* Your instructions
Wherever a line in the data holds the word "probability", pull that line out.

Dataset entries
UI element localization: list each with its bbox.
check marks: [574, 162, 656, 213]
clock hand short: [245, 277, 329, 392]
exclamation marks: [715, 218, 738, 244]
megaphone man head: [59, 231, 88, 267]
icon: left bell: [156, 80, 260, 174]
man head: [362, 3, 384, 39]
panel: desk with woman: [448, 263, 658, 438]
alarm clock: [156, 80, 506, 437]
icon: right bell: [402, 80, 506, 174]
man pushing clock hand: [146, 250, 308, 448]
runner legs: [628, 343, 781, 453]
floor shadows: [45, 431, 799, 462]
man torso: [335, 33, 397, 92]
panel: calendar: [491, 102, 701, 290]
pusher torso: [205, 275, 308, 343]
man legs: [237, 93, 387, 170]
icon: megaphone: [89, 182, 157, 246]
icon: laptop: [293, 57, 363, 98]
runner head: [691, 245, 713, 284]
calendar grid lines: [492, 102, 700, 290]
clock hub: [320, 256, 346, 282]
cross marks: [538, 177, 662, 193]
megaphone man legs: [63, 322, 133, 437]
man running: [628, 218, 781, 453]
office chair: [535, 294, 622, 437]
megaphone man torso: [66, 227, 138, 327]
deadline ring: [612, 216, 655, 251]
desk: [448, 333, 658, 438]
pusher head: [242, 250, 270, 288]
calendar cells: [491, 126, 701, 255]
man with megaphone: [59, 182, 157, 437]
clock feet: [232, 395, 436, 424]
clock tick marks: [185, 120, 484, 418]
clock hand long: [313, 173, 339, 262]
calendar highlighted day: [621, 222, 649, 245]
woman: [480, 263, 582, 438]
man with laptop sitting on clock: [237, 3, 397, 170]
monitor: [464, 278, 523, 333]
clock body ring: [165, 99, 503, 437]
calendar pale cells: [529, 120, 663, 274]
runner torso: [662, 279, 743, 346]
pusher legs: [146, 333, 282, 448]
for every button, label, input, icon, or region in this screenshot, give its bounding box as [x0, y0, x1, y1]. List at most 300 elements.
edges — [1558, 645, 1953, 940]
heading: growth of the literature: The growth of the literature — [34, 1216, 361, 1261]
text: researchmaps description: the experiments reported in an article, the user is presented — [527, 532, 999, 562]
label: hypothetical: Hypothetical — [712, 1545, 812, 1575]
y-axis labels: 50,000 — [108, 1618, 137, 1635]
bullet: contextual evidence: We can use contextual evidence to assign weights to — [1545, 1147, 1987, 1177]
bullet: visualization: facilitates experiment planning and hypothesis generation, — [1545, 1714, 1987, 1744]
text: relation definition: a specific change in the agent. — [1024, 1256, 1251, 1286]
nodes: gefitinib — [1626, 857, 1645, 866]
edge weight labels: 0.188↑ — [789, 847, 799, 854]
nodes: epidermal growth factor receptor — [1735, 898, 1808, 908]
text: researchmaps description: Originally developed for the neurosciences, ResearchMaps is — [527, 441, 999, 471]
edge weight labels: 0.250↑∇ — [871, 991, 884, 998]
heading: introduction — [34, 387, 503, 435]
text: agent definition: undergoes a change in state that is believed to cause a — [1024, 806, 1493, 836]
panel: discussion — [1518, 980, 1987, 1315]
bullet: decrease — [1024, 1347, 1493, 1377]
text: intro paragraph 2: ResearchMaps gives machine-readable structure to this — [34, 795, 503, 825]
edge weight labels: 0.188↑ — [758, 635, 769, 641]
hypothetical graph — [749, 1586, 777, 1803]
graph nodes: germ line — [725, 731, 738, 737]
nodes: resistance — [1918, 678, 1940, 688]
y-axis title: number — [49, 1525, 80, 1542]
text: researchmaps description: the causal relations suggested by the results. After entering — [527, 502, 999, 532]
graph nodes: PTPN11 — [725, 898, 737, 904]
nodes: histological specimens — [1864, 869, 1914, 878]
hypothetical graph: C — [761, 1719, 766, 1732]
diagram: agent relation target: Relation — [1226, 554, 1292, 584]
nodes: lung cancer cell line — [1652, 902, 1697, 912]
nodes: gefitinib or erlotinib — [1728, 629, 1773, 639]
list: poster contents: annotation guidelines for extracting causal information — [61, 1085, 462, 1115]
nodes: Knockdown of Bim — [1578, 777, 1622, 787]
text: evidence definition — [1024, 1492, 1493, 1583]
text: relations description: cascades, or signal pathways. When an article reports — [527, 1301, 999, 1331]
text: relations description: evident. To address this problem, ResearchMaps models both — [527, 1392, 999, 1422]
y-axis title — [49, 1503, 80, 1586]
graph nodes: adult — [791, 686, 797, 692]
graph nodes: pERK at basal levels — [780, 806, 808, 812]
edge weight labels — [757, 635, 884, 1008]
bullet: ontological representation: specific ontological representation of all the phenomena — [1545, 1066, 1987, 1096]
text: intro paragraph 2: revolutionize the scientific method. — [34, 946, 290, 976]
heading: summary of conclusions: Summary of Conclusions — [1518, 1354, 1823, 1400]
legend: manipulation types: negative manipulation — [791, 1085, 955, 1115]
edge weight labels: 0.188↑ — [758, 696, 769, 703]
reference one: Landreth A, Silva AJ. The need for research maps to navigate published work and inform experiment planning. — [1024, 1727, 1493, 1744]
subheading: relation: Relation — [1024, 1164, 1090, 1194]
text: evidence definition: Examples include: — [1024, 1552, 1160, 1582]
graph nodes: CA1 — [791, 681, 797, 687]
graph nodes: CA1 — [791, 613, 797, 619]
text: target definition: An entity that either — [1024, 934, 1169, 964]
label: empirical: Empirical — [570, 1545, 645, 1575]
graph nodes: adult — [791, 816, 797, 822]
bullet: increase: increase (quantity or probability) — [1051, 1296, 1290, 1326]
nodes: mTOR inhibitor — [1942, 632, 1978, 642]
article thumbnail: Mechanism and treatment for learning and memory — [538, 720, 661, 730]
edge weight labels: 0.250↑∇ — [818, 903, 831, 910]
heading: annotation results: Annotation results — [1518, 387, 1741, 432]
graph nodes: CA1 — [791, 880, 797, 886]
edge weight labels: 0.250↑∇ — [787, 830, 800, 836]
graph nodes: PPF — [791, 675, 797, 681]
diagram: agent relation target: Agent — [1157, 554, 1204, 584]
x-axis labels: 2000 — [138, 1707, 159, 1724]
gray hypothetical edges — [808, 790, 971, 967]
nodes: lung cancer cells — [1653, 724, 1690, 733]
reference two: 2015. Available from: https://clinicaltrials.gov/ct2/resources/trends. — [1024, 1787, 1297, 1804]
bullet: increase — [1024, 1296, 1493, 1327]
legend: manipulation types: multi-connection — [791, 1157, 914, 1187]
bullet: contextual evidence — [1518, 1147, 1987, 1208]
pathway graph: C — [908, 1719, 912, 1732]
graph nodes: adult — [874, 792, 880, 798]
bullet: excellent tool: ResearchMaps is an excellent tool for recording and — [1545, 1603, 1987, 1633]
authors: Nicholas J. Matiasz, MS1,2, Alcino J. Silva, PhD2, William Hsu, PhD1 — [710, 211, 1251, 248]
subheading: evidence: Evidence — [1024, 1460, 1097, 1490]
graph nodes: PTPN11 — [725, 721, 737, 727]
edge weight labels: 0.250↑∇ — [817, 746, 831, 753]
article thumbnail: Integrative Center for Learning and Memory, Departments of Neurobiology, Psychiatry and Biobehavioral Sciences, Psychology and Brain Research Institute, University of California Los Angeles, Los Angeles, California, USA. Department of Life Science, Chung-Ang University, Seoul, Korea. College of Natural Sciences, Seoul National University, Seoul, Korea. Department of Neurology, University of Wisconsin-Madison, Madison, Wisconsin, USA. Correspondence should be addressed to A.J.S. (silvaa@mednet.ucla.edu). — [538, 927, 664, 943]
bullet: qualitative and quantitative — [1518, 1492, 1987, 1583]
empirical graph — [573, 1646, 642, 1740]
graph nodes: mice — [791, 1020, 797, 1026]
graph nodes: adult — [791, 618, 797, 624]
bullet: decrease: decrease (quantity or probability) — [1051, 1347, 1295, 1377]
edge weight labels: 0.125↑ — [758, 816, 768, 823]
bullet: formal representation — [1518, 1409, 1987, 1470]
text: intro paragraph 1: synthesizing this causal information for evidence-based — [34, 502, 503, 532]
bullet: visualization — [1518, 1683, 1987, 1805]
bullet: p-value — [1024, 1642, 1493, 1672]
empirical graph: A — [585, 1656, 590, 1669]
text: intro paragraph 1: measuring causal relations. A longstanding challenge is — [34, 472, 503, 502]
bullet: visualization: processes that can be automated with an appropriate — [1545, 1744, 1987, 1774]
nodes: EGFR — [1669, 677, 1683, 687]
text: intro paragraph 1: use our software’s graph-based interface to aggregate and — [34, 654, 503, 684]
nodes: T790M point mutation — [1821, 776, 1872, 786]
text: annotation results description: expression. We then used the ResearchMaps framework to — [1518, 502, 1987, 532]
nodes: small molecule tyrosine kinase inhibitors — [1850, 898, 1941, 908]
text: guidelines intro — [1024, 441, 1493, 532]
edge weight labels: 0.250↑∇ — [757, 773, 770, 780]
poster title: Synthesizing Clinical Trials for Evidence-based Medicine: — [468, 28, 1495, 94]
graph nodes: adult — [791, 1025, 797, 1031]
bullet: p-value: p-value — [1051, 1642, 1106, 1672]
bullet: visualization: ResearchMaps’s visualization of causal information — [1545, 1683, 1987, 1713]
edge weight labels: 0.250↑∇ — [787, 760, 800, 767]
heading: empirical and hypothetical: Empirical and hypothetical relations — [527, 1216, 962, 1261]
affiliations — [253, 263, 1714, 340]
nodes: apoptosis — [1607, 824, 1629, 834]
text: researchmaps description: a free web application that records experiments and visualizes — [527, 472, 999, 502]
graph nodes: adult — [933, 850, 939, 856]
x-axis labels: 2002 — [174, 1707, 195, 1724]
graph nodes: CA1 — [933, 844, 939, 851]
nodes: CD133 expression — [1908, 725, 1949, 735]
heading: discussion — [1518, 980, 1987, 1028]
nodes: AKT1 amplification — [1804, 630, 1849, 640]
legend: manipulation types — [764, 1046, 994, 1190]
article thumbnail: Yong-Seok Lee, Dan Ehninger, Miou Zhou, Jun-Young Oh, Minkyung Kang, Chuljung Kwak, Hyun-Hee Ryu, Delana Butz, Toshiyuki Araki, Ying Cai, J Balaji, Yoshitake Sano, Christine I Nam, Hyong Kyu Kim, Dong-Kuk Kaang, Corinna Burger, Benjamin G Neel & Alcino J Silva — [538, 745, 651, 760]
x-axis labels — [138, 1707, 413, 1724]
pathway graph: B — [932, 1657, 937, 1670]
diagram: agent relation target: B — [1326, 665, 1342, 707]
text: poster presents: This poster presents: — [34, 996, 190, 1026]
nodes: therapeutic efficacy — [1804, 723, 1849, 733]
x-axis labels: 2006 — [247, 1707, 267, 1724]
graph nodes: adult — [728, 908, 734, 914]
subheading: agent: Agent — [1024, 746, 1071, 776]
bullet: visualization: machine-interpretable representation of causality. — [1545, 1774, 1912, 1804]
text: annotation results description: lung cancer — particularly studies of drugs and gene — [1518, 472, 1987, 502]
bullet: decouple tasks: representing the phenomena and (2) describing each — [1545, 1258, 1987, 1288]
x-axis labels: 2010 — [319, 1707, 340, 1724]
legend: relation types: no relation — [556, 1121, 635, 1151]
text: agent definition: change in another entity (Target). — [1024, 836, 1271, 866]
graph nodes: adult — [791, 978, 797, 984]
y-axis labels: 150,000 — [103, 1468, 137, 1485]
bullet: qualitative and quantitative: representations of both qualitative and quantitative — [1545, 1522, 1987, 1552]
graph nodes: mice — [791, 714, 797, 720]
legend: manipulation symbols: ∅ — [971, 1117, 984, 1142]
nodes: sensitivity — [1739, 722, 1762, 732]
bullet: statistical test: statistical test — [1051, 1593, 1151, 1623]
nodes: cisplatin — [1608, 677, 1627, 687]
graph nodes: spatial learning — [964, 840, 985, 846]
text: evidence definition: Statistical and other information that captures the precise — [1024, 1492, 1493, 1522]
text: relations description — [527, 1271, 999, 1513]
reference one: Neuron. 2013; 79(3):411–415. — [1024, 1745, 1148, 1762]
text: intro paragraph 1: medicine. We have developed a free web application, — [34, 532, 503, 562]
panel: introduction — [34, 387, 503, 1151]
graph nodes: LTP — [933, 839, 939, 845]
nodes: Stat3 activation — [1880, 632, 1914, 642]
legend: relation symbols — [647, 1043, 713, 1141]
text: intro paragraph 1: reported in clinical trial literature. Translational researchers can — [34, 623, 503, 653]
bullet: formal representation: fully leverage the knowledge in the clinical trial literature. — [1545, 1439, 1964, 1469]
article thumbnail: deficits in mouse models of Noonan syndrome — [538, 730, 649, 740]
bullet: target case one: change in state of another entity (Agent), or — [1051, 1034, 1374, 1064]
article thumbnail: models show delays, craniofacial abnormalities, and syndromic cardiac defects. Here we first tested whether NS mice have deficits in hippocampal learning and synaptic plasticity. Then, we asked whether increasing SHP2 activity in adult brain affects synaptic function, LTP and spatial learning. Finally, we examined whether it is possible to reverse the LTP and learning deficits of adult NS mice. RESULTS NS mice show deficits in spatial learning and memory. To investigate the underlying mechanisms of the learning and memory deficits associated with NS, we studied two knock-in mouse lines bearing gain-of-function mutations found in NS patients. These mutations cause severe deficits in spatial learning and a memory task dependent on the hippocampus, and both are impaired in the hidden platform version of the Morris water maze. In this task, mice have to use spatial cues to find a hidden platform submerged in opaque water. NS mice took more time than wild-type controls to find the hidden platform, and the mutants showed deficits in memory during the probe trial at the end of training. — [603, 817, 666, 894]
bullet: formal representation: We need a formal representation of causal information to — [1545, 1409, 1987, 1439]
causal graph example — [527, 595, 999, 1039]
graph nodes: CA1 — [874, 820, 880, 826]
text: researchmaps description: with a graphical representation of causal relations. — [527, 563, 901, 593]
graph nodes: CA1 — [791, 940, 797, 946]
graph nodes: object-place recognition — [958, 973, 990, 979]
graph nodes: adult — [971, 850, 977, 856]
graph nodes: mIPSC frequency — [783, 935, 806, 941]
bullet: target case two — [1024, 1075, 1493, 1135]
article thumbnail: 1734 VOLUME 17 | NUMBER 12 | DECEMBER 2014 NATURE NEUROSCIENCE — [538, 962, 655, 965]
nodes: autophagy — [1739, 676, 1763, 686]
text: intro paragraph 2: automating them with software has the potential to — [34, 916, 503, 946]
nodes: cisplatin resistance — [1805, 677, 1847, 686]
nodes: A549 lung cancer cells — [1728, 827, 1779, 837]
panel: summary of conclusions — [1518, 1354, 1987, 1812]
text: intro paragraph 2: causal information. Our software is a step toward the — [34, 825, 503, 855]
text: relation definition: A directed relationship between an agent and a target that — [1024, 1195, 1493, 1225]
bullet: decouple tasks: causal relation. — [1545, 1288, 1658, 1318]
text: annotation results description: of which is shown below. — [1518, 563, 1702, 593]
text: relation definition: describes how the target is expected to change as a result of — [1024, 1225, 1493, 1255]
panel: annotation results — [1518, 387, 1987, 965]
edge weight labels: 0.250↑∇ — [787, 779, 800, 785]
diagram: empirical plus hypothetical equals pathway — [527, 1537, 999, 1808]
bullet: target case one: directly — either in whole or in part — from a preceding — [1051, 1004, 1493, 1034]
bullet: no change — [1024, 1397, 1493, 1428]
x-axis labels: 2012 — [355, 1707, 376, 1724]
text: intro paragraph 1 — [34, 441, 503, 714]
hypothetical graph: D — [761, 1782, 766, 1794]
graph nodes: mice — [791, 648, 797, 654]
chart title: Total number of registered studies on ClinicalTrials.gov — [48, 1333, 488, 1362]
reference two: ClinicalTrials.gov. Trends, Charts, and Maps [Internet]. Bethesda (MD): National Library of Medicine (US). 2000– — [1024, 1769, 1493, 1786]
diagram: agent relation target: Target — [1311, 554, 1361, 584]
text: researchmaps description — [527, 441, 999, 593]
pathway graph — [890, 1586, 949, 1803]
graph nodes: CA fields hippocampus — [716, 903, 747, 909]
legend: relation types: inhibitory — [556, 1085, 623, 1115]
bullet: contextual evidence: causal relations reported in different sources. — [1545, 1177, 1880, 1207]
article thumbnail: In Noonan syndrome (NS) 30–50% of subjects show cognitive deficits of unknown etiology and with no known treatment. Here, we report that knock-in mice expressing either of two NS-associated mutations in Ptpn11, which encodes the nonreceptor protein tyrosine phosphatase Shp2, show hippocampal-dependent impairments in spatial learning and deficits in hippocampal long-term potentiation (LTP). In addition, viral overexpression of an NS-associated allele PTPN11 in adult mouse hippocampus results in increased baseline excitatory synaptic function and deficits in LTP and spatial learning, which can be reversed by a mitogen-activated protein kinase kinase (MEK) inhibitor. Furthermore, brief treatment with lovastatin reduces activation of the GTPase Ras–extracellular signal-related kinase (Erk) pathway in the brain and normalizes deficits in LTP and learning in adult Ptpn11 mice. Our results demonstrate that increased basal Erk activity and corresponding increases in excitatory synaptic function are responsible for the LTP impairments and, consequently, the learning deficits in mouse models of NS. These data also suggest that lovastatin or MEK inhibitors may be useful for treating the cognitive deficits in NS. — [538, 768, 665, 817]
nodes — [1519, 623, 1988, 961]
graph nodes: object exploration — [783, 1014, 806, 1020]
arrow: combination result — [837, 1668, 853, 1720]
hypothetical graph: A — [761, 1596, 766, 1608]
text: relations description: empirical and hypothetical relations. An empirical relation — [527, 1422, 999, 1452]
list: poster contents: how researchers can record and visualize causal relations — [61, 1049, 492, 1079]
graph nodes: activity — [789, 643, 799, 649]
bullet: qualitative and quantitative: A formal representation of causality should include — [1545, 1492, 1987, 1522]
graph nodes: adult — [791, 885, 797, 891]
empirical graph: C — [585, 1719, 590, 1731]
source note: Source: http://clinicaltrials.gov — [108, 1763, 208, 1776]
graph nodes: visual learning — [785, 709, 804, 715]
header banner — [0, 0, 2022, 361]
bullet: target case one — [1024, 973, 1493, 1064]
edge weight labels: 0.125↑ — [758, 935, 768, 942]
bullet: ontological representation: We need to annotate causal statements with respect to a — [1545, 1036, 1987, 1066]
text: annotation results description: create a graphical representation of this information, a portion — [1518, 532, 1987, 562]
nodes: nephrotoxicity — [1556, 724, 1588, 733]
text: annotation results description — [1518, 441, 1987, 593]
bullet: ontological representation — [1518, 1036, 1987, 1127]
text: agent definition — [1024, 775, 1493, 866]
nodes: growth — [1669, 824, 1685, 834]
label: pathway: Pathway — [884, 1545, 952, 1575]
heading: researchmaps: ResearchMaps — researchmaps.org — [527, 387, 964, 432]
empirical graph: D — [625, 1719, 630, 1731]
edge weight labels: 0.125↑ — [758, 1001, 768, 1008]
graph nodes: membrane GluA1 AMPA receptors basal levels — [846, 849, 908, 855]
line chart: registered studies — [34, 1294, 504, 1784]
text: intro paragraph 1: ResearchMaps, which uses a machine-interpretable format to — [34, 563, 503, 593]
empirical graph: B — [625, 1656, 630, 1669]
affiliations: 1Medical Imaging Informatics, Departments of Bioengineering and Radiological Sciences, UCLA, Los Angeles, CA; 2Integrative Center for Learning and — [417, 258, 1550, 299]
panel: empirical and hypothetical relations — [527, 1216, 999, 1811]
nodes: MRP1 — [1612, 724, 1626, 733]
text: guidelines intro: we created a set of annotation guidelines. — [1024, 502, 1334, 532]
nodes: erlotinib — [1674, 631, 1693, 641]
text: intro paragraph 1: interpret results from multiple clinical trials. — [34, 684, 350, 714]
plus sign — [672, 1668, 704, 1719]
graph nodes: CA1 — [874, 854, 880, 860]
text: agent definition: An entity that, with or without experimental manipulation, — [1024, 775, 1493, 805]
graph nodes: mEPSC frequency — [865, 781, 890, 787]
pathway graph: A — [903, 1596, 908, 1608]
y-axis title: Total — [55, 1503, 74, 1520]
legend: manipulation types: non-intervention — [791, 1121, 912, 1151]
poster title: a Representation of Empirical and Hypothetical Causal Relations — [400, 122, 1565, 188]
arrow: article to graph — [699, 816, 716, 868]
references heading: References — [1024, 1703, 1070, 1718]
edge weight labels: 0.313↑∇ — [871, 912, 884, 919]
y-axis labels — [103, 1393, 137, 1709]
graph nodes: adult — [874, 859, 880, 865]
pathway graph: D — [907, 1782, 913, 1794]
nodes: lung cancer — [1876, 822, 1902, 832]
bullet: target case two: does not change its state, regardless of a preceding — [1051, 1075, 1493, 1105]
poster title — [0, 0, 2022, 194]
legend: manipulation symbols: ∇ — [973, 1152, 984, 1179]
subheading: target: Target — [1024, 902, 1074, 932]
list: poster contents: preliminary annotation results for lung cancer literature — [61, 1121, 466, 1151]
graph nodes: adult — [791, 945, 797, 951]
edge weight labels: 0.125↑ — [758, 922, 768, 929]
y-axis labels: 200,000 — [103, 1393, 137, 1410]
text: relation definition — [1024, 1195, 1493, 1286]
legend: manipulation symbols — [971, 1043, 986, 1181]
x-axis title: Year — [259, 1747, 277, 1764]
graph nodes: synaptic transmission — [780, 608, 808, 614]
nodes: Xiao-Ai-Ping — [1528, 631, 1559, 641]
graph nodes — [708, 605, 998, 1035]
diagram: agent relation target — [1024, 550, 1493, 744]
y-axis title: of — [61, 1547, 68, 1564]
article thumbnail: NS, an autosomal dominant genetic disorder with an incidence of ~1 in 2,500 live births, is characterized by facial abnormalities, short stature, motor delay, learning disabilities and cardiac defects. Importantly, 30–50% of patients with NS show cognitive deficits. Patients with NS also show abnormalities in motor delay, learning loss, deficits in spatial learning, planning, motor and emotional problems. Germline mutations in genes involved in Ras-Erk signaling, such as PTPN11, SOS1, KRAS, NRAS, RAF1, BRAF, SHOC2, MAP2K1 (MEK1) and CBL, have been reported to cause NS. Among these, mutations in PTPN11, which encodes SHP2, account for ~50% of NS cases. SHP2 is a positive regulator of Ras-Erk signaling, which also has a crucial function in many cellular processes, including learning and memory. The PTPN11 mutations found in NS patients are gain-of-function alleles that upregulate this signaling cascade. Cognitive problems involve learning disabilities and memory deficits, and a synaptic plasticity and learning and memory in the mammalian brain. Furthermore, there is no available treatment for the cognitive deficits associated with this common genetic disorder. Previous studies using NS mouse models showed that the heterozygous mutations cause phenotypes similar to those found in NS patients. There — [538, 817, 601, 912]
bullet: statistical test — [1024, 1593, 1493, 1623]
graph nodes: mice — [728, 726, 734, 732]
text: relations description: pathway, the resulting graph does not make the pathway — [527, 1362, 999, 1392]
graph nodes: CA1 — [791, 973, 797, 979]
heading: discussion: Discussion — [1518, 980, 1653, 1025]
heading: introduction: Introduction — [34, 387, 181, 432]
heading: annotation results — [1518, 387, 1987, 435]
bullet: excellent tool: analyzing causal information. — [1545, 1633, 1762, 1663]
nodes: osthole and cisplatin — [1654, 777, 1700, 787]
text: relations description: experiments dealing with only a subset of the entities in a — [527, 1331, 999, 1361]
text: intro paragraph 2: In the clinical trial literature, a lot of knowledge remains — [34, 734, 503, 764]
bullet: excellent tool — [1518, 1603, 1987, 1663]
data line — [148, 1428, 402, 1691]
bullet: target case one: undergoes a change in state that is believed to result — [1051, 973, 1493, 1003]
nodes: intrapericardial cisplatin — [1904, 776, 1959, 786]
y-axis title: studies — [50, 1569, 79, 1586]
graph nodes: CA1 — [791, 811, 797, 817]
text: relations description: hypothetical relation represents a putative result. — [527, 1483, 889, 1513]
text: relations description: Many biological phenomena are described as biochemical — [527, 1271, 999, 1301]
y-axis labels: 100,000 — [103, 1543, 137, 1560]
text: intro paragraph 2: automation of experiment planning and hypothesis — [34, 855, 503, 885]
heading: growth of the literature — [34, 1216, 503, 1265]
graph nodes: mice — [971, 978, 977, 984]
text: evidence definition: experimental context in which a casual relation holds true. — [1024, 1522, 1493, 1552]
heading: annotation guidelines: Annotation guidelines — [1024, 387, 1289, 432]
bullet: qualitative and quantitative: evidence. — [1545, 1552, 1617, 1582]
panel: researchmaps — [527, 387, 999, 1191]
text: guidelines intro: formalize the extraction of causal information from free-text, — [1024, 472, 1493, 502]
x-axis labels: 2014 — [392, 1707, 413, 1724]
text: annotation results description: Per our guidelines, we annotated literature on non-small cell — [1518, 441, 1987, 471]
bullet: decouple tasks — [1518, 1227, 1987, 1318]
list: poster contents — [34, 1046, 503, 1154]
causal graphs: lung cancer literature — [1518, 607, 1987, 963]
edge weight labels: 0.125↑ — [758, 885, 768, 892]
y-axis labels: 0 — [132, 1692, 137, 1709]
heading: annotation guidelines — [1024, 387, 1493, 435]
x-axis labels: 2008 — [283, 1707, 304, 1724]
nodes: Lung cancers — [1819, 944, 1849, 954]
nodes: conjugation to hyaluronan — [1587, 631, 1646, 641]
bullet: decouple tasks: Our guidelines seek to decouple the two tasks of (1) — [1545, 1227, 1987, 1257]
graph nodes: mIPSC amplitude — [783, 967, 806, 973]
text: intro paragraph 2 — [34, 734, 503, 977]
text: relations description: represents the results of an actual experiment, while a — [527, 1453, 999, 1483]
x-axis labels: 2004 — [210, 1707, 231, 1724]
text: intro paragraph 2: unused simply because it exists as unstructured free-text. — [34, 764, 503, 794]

* Answer section
bullet: increase: increase (quantity or probability) — [1051, 1296, 1290, 1326]
bullet: decrease: decrease (quantity or probability) — [1051, 1347, 1295, 1377]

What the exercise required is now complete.